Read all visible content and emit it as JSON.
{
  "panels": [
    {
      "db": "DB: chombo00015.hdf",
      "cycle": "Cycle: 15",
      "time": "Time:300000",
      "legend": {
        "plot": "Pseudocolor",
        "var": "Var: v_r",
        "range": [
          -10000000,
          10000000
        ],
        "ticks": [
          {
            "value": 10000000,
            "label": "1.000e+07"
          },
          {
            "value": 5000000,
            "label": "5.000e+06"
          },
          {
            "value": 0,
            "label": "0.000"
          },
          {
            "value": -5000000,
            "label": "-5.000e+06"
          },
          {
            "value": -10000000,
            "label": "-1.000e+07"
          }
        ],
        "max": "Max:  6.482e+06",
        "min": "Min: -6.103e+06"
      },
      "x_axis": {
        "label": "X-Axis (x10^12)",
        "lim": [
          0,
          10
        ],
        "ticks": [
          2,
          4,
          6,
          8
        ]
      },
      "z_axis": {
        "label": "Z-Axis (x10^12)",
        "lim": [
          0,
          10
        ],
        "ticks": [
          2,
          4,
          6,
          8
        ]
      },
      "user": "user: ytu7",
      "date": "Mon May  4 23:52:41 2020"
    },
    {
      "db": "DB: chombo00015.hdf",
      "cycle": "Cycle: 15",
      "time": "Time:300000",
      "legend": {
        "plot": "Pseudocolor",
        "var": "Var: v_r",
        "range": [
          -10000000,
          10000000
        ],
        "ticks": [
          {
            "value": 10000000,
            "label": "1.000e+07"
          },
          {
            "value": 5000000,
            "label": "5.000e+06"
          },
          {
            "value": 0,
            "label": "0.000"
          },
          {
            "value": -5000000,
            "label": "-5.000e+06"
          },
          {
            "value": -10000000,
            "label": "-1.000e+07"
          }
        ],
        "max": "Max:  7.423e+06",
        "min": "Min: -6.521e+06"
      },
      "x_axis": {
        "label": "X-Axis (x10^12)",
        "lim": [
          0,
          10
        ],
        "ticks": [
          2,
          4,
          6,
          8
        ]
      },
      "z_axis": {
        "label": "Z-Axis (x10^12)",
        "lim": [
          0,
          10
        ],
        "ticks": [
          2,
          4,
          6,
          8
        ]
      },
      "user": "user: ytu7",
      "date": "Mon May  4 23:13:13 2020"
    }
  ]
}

● **GOAL OF THE EXERCISE**:
Please output the entries above, every line exactly as it reads.

● **RESPONSE TO THIS TASK**:
Read all visible content and emit it as JSON.
{
  "panels": [
    {
      "db": "DB: chombo00015.hdf",
      "cycle": "Cycle: 15",
      "time": "Time:300000",
      "legend": {
        "plot": "Pseudocolor",
        "var": "Var: v_r",
        "range": [
          -10000000,
          10000000
        ],
        "ticks": [
          {
            "value": 10000000,
            "label": "1.000e+07"
          },
          {
            "value": 5000000,
            "label": "5.000e+06"
          },
          {
            "value": 0,
            "label": "0.000"
          },
          {
            "value": -5000000,
            "label": "-5.000e+06"
          },
          {
            "value": -10000000,
            "label": "-1.000e+07"
          }
        ],
        "max": "Max:  6.482e+06",
        "min": "Min: -6.103e+06"
      },
      "x_axis": {
        "label": "X-Axis (x10^12)",
        "lim": [
          0,
          10
        ],
        "ticks": [
          2,
          4,
          6,
          8
        ]
      },
      "z_axis": {
        "label": "Z-Axis (x10^12)",
        "lim": [
          0,
          10
        ],
        "ticks": [
          2,
          4,
          6,
          8
        ]
      },
      "user": "user: ytu7",
      "date": "Mon May  4 23:52:41 2020"
    },
    {
      "db": "DB: chombo00015.hdf",
      "cycle": "Cycle: 15",
      "time": "Time:300000",
      "legend": {
        "plot": "Pseudocolor",
        "var": "Var: v_r",
        "range": [
          -10000000,
          10000000
        ],
        "ticks": [
          {
            "value": 10000000,
            "label": "1.000e+07"
          },
          {
            "value": 5000000,
            "label": "5.000e+06"
          },
          {
            "value": 0,
            "label": "0.000"
          },
          {
            "value": -5000000,
            "label": "-5.000e+06"
          },
          {
            "value": -10000000,
            "label": "-1.000e+07"
          }
        ],
        "max": "Max:  7.423e+06",
        "min": "Min: -6.521e+06"
      },
      "x_axis": {
        "label": "X-Axis (x10^12)",
        "lim": [
          0,
          10
        ],
        "ticks": [
          2,
          4,
          6,
          8
        ]
      },
      "z_axis": {
        "label": "Z-Axis (x10^12)",
        "lim": [
          0,
          10
        ],
        "ticks": [
          2,
          4,
          6,
          8
        ]
      },
      "user": "user: ytu7",
      "date": "Mon May  4 23:13:13 2020"
    }
  ]
}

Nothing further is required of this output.